* begin ITEMS *
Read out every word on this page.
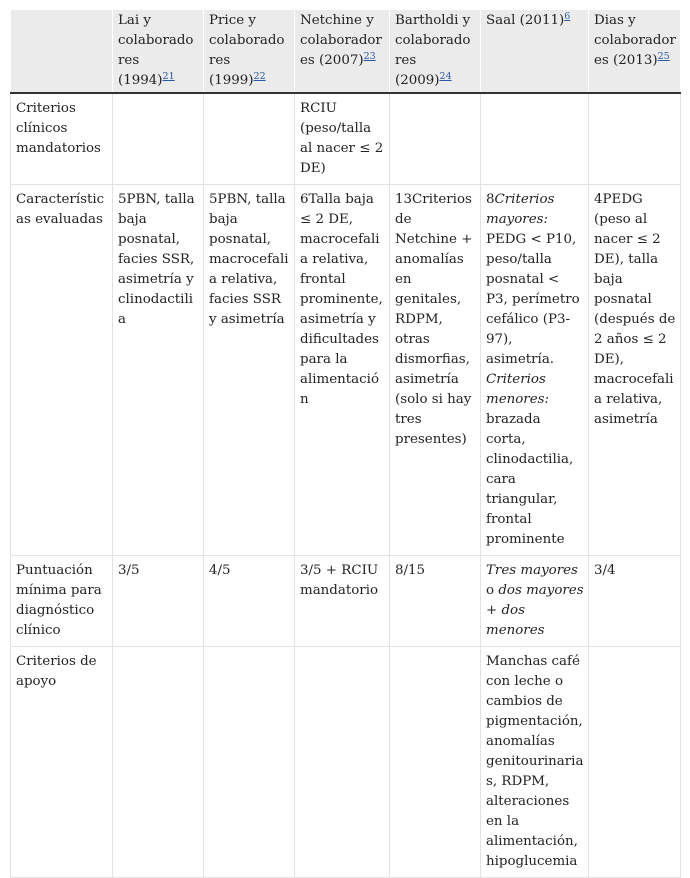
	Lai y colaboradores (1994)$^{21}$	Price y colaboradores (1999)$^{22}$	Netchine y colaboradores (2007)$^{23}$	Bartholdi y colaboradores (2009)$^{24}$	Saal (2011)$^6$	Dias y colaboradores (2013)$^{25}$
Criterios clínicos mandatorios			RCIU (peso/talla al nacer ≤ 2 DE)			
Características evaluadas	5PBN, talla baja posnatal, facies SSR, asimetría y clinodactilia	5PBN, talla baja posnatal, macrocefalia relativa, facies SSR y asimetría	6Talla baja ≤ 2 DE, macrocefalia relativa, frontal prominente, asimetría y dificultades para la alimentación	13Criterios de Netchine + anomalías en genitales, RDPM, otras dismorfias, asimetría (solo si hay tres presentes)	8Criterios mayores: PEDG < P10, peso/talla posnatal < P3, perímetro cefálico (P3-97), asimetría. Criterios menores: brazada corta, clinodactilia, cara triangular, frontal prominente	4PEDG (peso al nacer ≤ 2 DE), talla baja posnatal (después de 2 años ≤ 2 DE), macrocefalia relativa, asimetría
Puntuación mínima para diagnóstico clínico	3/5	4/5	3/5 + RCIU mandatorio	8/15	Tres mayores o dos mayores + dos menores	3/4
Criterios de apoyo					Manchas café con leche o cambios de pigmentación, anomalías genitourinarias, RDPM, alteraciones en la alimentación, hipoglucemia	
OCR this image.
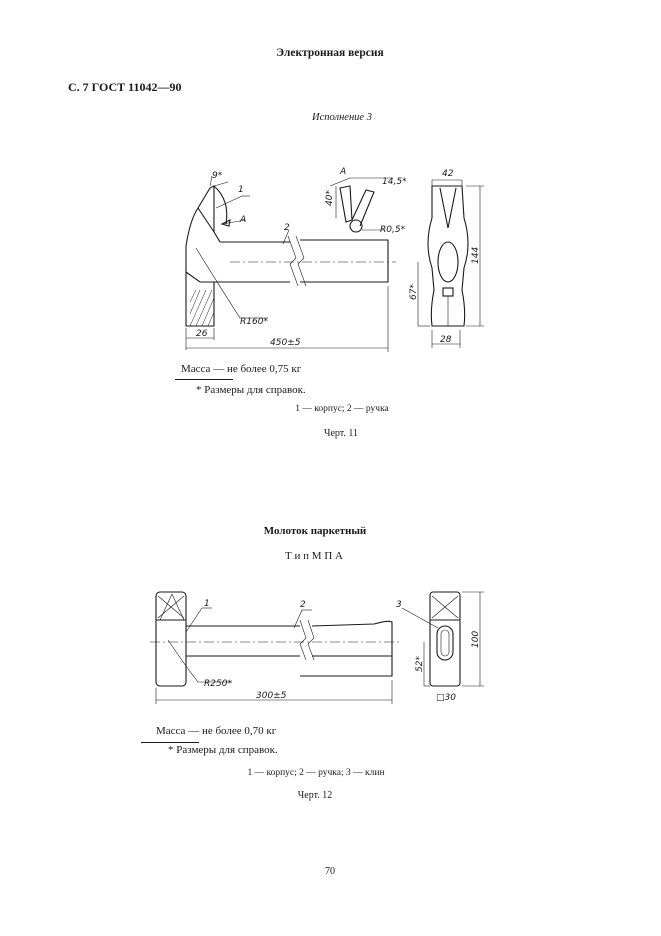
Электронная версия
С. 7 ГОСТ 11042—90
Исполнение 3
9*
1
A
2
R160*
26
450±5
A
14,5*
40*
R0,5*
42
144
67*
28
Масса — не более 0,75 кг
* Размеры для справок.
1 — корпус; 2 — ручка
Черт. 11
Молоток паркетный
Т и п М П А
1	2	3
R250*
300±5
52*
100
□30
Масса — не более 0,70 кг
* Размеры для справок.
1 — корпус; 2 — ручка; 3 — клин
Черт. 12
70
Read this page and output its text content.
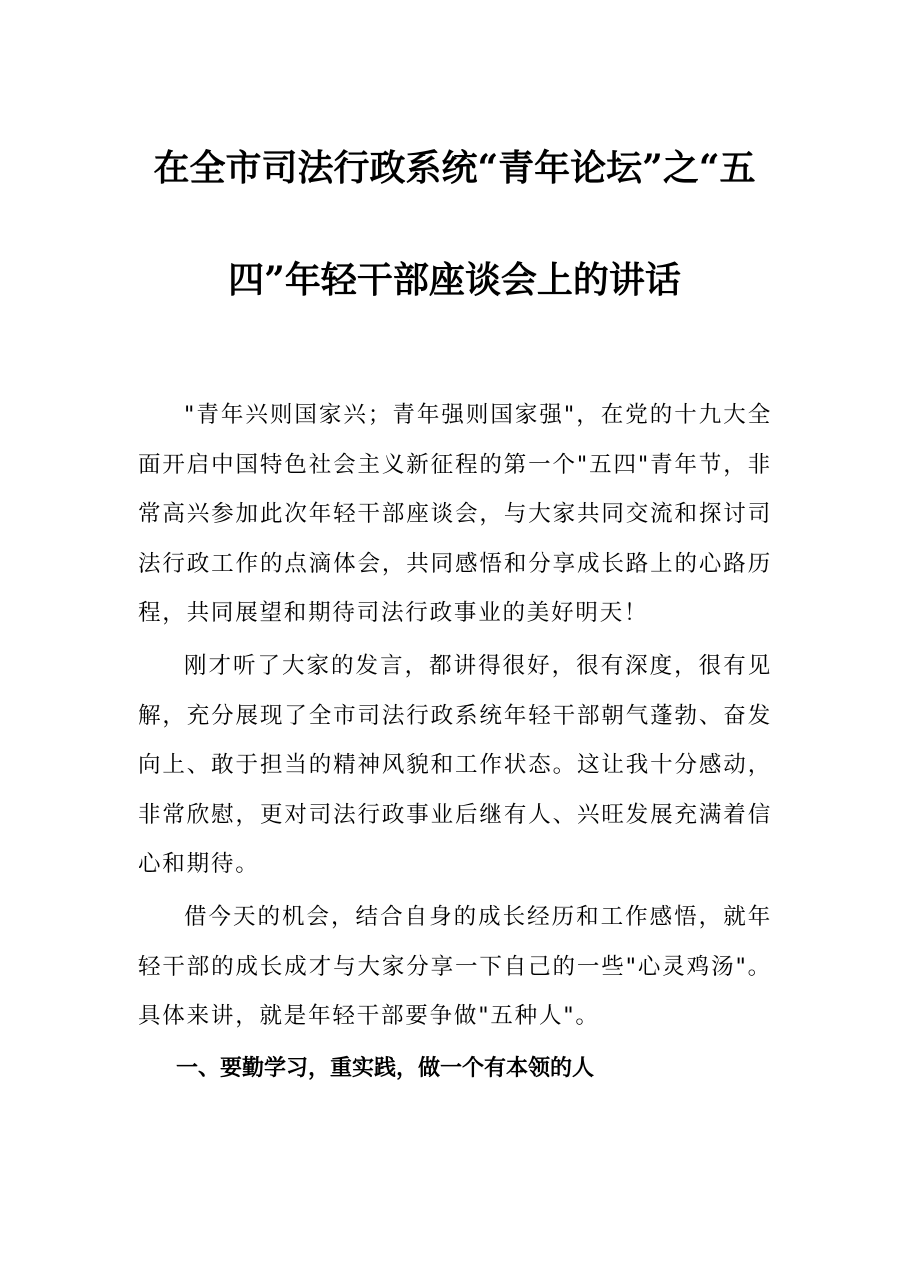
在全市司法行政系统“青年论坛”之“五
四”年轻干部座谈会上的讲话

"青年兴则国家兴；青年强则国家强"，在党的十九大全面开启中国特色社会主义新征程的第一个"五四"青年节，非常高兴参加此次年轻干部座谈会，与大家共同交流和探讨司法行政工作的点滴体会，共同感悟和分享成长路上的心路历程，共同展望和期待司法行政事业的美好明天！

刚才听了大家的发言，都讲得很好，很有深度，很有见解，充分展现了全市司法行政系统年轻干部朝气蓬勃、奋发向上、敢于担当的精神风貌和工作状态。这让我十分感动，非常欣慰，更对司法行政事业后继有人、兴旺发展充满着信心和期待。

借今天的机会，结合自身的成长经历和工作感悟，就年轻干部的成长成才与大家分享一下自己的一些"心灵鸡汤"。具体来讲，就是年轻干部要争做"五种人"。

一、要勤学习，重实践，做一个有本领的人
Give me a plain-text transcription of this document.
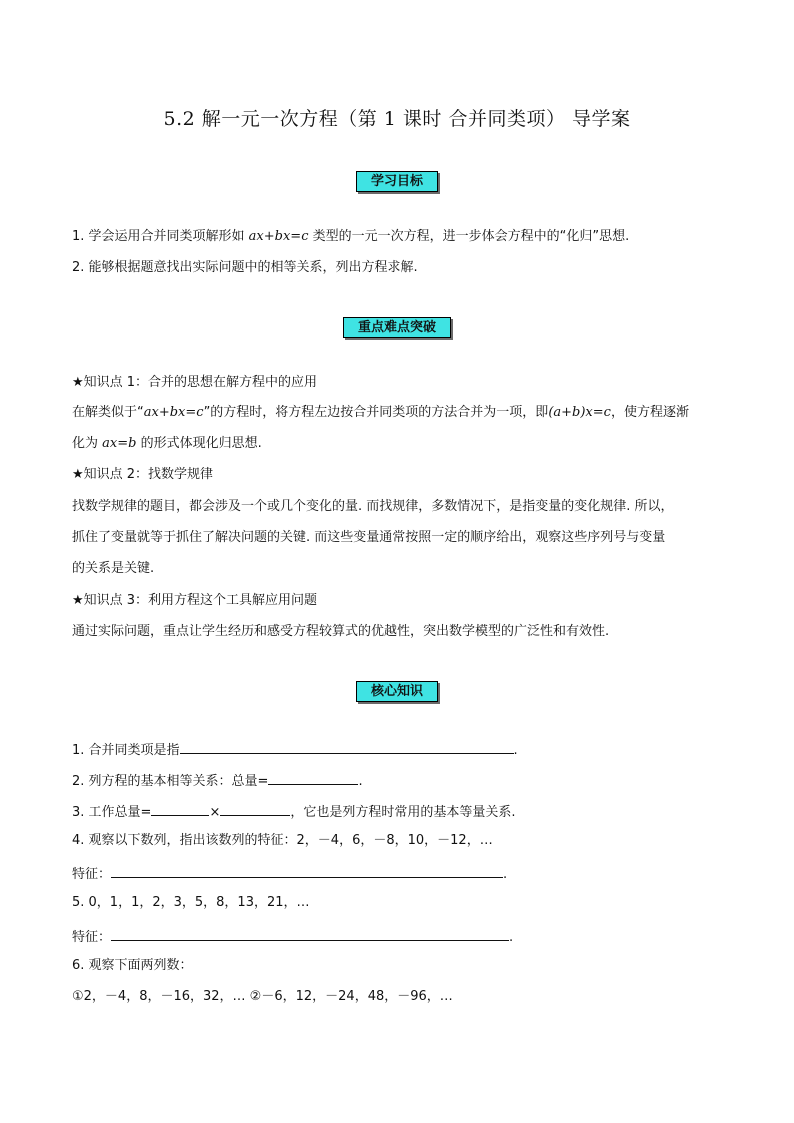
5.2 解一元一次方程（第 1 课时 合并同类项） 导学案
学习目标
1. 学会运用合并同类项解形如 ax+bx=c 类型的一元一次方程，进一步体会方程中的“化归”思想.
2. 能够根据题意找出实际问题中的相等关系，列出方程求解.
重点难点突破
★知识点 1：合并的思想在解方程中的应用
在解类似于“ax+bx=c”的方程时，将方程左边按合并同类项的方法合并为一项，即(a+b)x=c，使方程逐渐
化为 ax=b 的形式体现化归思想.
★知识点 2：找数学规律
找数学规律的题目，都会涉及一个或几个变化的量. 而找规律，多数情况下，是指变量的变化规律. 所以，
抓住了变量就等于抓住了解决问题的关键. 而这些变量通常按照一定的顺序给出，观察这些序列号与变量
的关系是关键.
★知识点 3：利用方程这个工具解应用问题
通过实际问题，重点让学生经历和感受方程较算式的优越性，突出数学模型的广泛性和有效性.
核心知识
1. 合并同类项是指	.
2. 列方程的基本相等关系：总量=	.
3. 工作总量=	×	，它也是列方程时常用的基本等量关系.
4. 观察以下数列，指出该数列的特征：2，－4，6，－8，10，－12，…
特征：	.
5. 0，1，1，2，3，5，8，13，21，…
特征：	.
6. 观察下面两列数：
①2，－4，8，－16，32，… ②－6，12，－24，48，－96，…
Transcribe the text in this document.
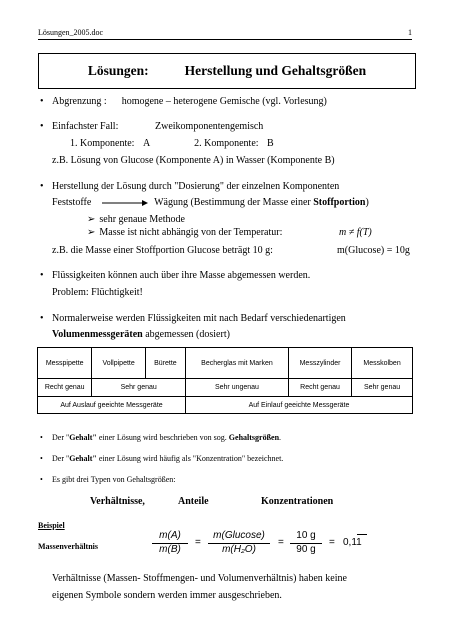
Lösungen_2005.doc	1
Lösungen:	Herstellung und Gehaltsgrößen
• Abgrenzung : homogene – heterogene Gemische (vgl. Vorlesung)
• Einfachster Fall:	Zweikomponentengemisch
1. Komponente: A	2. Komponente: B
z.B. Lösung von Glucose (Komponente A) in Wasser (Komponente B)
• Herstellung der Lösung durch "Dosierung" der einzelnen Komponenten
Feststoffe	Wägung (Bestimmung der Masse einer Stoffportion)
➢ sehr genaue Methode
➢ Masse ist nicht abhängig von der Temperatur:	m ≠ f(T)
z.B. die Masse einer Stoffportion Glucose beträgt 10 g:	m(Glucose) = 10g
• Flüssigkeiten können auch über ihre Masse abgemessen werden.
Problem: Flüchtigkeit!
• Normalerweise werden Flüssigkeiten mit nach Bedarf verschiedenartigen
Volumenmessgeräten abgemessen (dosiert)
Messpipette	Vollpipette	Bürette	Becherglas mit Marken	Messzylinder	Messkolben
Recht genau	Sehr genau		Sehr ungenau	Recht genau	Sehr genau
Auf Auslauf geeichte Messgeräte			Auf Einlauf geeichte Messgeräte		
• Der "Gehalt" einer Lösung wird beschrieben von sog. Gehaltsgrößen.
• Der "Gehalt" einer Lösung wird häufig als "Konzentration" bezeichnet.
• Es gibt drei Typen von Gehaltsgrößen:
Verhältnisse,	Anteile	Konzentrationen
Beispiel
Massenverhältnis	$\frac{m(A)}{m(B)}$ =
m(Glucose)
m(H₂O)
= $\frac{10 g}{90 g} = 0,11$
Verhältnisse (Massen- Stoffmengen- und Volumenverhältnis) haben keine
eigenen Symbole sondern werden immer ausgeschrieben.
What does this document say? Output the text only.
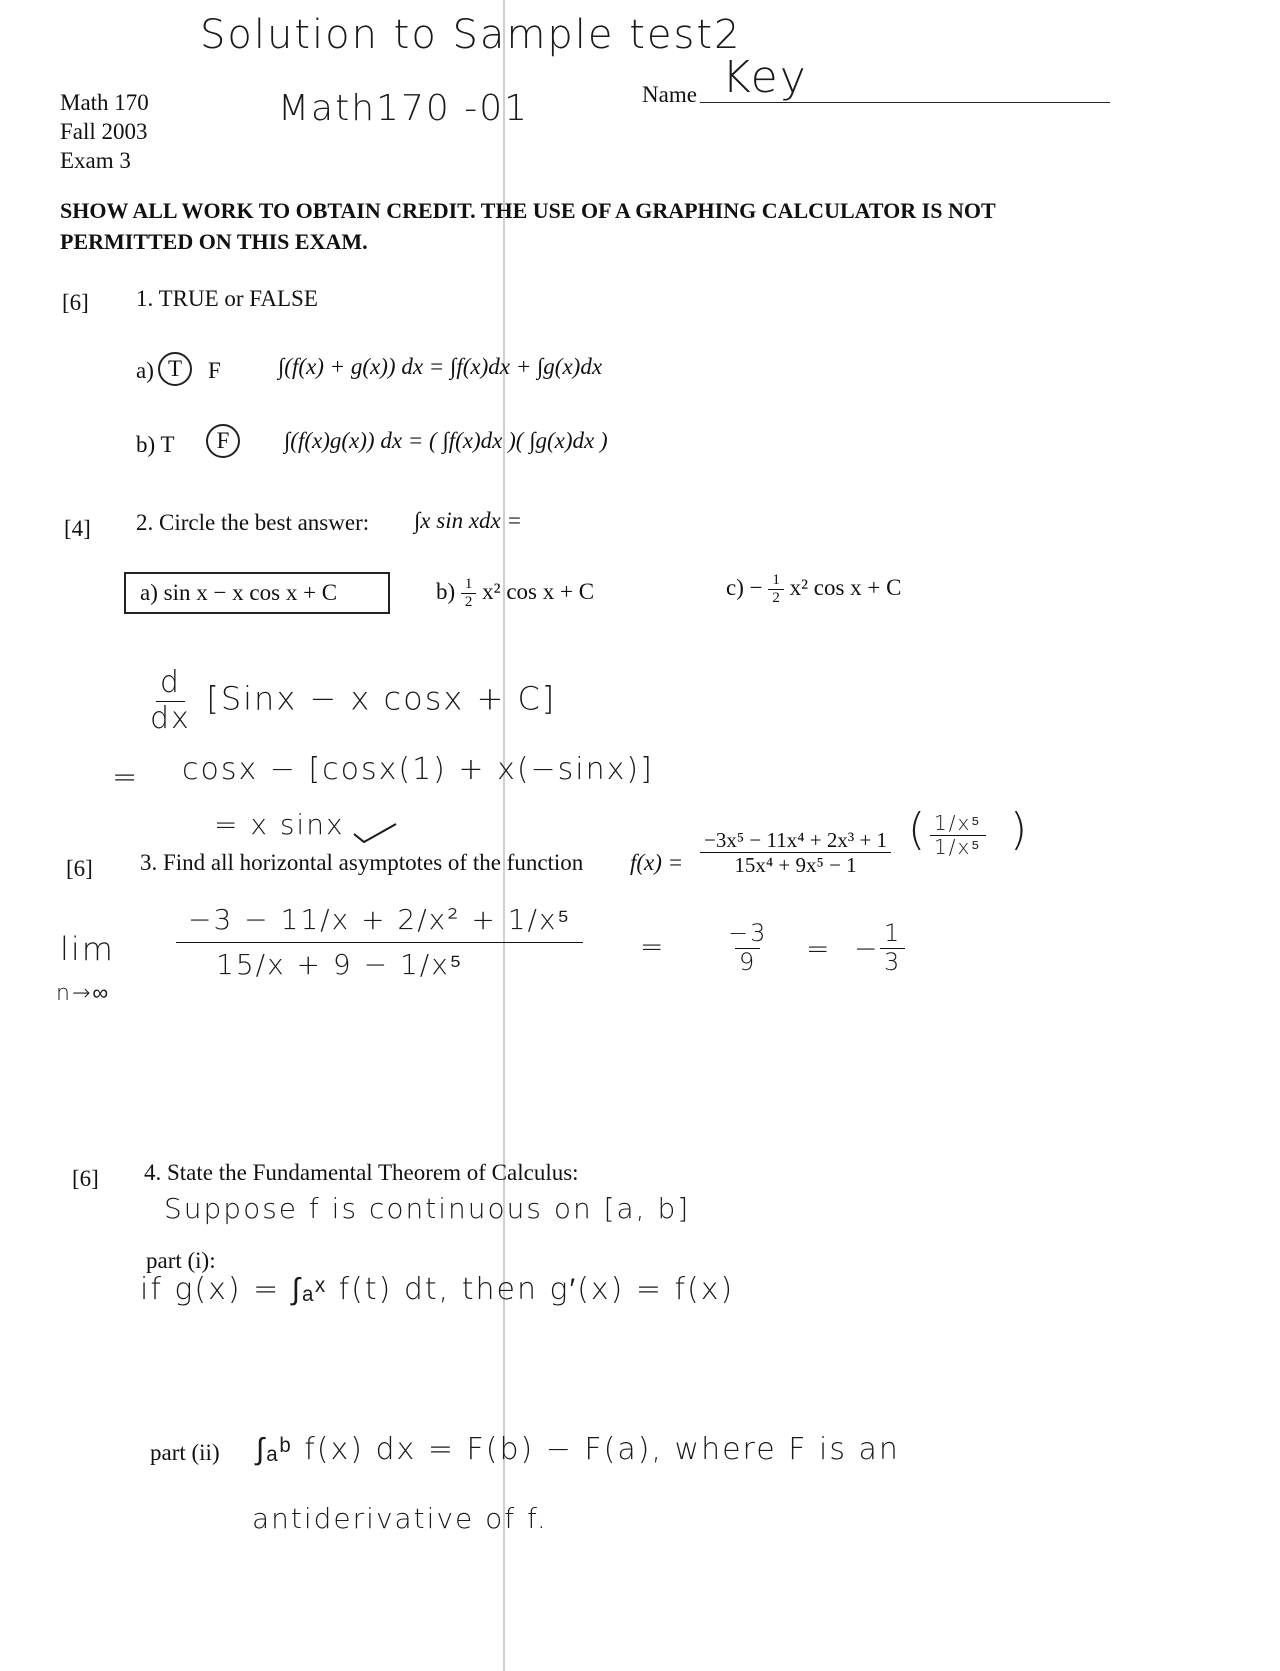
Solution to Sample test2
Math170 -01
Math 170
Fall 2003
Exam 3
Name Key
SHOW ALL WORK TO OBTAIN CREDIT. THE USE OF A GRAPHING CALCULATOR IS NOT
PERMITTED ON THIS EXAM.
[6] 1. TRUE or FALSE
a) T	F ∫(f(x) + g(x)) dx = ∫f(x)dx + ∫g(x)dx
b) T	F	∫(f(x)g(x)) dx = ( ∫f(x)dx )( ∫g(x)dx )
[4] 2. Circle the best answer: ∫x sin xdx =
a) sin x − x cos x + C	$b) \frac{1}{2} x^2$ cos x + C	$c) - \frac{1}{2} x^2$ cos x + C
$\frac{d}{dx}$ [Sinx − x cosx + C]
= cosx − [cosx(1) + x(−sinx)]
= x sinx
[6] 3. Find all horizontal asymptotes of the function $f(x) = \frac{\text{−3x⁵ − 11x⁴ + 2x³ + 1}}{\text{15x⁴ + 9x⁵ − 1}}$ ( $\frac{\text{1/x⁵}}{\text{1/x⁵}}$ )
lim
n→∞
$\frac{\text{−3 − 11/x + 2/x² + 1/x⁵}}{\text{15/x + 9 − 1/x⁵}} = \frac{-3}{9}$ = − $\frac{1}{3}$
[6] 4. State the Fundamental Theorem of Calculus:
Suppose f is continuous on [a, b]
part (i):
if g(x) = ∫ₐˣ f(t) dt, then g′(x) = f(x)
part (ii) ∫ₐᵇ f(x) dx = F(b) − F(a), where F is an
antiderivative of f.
* end ITEMS *
-- TASK BRIEF --
Lines that include the word "Criterios" — how many are there in the data? Answer with the number alone.

-- COMPLETE OUTPUT --
3